Using the records below, count the lines with "image" in them. Give the number only.

═══ RECORDS SHOWN ═══

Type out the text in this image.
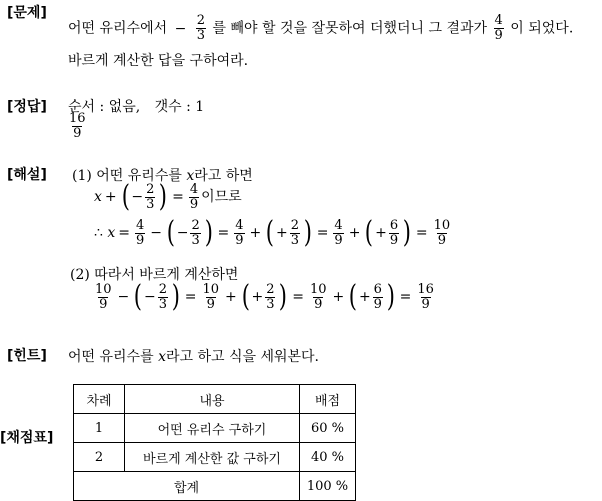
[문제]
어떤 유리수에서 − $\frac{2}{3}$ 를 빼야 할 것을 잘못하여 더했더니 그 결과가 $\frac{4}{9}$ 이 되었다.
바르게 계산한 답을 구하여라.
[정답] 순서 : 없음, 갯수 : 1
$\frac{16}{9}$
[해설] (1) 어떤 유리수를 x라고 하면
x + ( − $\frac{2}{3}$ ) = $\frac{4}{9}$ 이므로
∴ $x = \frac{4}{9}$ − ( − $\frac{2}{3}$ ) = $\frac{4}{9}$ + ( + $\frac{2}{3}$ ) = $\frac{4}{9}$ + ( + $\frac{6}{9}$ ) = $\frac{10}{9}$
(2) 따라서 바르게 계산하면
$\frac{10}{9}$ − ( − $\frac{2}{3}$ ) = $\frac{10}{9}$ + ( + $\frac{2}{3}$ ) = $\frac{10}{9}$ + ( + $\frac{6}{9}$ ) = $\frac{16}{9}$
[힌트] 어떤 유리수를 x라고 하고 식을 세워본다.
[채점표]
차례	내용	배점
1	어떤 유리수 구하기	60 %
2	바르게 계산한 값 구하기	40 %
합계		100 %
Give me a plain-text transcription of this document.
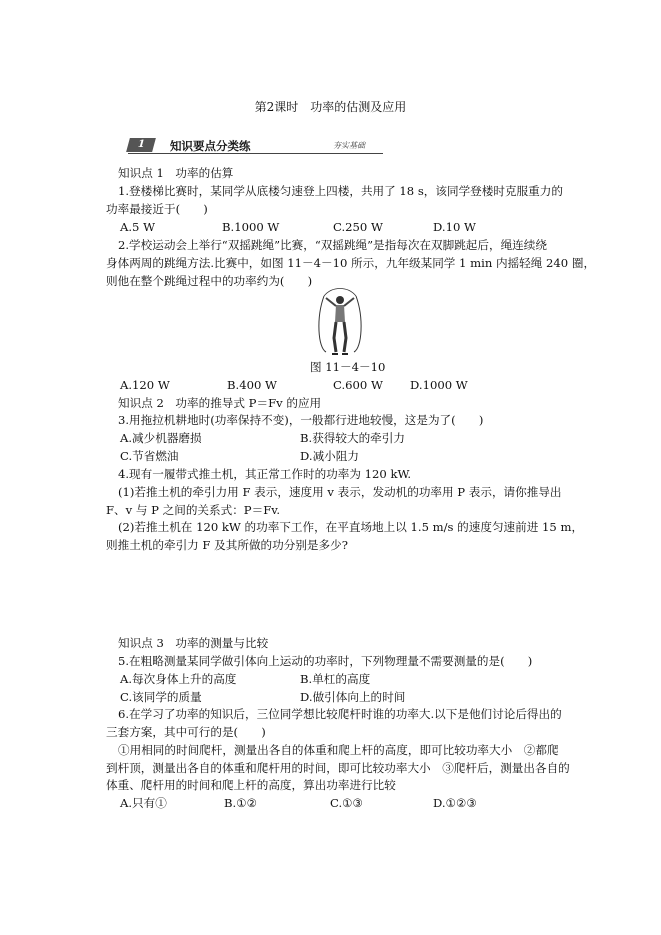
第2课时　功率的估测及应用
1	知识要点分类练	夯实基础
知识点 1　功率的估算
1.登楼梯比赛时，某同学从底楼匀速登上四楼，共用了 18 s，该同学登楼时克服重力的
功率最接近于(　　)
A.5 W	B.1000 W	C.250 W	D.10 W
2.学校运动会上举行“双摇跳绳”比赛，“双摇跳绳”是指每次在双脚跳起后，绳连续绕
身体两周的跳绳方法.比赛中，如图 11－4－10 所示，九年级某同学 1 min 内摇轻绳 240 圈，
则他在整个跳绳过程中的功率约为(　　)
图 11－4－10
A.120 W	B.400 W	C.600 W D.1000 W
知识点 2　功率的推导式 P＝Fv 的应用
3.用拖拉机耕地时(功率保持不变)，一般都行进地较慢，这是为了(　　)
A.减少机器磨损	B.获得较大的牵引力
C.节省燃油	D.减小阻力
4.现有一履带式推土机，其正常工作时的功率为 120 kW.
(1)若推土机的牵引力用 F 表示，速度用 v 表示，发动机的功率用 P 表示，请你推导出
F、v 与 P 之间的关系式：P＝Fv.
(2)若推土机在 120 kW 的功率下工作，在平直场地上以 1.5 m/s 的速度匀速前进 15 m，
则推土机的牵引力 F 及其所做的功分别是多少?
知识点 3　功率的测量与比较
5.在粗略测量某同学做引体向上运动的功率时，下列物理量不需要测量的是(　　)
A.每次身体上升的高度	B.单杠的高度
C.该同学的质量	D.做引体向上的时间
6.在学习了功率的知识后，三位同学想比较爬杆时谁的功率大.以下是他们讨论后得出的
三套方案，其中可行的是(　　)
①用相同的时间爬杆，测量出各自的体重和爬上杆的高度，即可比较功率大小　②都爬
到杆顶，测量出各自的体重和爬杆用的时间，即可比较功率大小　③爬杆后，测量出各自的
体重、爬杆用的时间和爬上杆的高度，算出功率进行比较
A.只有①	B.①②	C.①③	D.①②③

═══
═══ RECORDS SHOWN ═══

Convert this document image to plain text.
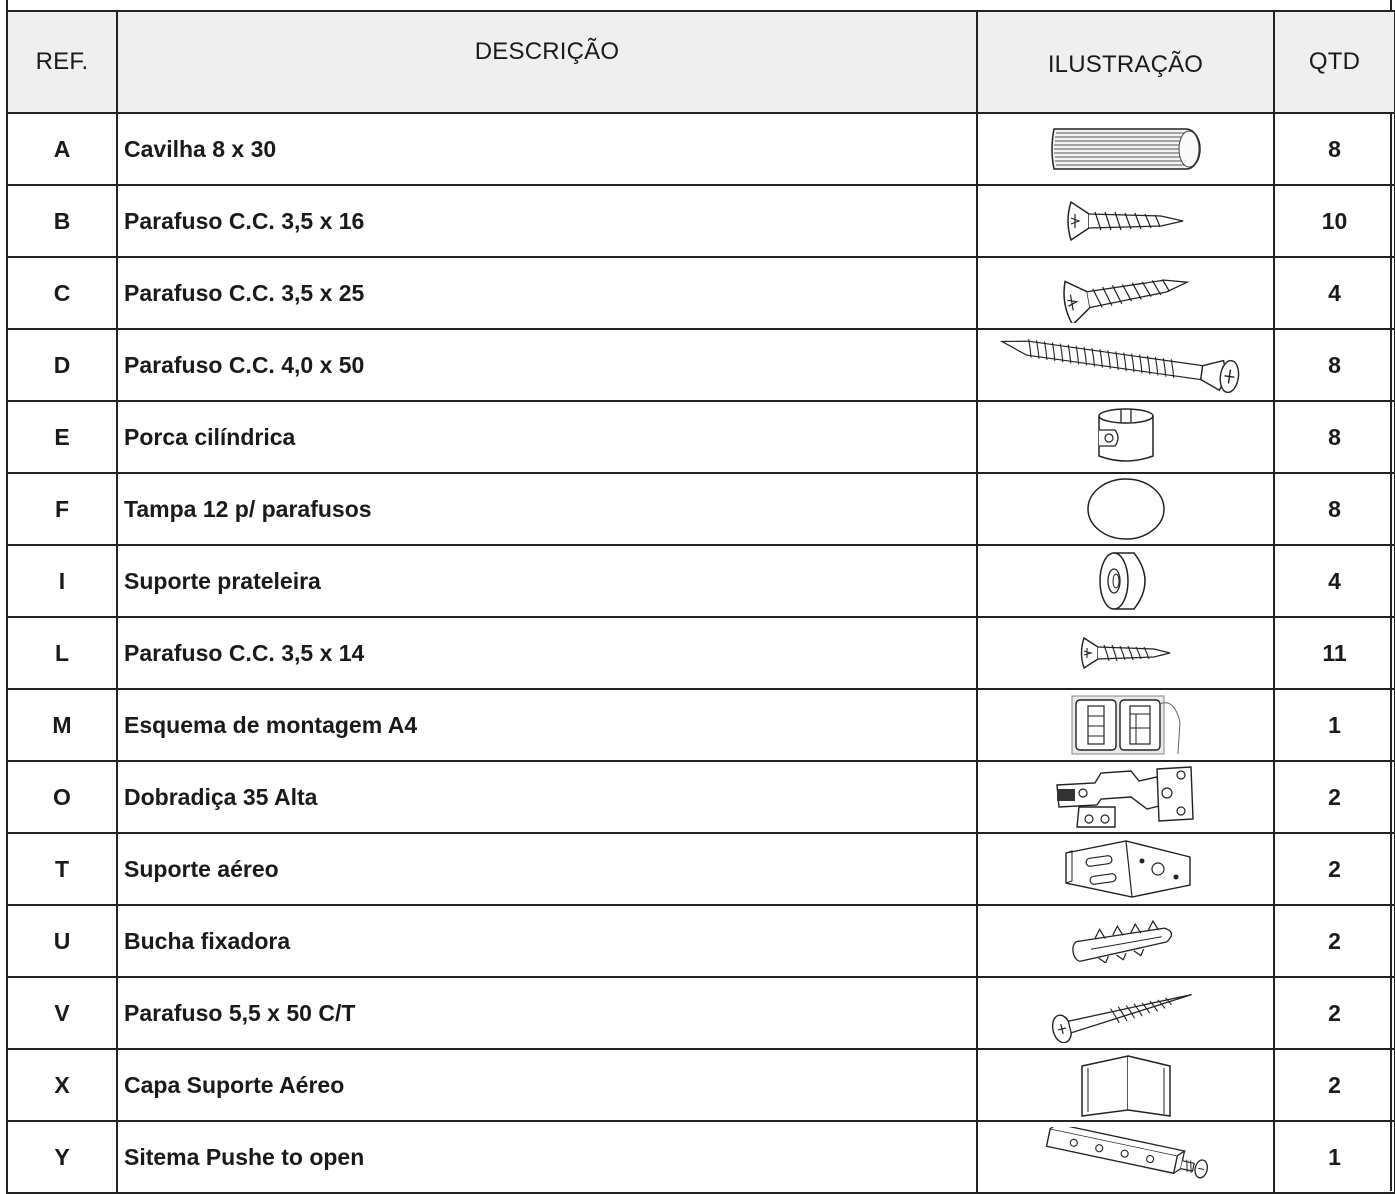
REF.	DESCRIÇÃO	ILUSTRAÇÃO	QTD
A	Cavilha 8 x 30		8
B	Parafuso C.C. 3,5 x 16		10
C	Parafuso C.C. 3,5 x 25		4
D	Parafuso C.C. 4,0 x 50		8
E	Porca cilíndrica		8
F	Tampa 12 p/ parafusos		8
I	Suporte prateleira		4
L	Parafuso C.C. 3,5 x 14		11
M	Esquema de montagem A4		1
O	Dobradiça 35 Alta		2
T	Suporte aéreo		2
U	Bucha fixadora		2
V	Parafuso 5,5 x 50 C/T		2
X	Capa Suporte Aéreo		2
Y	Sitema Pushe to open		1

═══

ANSWER TO THE TASK:
2